(Collected data)
>>>>
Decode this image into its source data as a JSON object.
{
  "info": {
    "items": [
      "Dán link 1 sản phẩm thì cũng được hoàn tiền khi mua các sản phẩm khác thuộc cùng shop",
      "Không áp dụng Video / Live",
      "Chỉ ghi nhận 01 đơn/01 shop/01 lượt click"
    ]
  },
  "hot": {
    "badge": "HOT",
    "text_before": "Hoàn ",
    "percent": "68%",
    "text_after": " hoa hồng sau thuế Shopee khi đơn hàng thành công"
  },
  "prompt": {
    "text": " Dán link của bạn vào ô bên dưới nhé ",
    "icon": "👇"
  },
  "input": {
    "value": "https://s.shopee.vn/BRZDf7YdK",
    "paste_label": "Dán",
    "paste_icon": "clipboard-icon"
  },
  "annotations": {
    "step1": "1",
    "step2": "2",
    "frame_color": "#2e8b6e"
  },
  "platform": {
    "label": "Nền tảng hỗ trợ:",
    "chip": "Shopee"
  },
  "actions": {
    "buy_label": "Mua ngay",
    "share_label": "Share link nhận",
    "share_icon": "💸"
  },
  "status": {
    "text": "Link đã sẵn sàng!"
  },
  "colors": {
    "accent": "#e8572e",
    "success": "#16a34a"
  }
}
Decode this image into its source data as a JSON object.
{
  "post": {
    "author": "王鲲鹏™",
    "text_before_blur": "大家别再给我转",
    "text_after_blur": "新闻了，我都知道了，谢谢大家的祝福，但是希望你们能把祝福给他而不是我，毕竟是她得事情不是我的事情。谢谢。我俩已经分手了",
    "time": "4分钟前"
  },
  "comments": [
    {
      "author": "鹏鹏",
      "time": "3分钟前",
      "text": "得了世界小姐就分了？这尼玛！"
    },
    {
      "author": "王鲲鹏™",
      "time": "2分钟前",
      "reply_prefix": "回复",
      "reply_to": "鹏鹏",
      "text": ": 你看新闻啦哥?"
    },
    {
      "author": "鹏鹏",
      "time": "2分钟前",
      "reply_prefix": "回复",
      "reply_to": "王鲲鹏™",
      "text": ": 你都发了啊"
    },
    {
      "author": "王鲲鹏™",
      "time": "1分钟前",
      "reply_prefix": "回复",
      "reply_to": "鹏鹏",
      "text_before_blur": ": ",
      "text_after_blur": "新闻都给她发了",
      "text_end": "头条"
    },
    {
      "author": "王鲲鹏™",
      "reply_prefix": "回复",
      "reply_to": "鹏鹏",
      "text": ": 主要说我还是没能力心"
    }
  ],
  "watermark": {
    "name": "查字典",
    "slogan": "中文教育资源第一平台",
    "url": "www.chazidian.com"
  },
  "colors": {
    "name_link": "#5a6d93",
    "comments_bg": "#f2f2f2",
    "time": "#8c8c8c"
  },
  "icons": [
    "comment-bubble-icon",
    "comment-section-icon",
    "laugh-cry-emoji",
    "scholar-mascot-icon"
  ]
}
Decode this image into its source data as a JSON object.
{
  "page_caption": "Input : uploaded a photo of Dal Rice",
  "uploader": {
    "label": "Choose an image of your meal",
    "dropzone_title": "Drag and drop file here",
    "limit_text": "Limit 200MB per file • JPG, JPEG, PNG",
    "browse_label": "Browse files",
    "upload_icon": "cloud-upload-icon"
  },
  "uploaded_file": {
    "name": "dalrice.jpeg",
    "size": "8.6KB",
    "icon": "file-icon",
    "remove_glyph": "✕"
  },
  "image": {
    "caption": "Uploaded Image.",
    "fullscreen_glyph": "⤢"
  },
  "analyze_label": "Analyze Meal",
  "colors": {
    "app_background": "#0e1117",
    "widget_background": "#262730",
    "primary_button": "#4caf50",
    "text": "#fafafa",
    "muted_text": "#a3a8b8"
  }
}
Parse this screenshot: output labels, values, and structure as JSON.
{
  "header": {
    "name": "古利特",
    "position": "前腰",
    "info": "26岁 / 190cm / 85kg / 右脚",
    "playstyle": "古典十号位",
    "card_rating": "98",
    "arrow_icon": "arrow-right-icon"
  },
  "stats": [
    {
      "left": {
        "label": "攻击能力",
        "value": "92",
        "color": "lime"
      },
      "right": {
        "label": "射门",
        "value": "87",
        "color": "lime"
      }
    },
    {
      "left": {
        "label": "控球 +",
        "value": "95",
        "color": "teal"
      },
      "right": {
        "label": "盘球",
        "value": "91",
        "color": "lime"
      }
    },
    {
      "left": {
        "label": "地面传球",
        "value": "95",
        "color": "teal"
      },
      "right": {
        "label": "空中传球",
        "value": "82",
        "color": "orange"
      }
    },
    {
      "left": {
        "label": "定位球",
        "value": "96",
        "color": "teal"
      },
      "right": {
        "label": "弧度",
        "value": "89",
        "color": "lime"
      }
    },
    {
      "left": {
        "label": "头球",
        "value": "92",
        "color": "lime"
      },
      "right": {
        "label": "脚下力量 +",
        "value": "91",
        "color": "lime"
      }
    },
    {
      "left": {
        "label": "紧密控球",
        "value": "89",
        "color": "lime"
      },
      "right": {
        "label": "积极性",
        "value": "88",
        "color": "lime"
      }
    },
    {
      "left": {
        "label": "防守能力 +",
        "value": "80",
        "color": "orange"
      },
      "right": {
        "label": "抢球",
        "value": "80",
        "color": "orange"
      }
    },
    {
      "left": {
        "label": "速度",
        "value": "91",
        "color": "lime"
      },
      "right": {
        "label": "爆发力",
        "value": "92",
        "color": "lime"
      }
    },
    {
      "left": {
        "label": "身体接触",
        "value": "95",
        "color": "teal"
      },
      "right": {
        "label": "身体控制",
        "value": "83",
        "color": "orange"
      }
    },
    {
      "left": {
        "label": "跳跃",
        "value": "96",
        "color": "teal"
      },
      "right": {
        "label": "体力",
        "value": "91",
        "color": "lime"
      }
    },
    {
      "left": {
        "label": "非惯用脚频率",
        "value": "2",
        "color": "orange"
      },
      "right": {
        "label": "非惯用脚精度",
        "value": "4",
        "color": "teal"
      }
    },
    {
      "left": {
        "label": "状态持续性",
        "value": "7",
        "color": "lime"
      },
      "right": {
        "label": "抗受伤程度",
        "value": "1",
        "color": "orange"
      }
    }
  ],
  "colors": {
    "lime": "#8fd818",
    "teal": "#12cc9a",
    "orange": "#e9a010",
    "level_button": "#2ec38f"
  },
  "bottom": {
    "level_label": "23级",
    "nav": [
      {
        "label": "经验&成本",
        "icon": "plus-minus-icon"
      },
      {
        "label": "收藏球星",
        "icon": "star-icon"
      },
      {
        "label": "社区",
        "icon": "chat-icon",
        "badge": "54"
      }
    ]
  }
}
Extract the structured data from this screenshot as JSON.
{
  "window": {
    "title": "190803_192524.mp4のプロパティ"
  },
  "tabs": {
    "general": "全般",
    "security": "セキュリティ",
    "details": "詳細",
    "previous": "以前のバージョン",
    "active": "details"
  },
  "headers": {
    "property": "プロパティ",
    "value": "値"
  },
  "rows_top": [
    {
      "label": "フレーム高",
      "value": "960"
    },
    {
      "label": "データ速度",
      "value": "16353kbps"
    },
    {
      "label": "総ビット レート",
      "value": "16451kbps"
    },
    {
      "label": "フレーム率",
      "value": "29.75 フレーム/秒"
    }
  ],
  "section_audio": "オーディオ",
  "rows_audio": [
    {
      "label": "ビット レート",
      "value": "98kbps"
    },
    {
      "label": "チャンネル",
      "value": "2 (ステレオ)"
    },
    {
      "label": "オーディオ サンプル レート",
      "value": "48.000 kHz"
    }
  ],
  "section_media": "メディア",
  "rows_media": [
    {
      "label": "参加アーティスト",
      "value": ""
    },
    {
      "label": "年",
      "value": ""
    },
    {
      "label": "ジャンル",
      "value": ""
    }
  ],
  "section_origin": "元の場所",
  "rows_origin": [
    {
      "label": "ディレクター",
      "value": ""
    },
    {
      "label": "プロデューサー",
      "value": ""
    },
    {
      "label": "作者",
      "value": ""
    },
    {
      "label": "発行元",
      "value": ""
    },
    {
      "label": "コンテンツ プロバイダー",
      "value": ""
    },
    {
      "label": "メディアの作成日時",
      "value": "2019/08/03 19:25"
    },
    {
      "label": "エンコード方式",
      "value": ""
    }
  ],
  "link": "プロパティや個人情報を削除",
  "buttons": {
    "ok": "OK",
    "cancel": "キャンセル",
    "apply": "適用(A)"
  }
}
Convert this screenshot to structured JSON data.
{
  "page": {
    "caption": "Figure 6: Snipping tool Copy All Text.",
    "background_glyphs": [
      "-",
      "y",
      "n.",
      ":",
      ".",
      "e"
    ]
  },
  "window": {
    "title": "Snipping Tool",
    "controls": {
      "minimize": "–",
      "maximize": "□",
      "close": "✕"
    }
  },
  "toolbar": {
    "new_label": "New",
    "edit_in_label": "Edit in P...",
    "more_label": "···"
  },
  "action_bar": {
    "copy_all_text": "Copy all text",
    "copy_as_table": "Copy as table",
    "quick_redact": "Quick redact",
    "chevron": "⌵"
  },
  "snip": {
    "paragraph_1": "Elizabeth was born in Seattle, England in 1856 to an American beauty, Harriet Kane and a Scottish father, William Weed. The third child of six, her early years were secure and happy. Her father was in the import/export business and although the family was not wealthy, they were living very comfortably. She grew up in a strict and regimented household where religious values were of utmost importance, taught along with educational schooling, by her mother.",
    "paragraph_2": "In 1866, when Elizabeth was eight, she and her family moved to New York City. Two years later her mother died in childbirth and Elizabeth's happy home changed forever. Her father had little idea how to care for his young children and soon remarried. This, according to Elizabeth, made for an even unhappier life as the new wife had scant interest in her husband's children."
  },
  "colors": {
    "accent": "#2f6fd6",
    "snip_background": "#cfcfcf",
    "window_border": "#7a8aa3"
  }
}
<<<<
Work required —
Using the listing above, show each line holding the string "structured".

Expected answer —
Extract the structured data from this screenshot as JSON.
Convert this screenshot to structured JSON data.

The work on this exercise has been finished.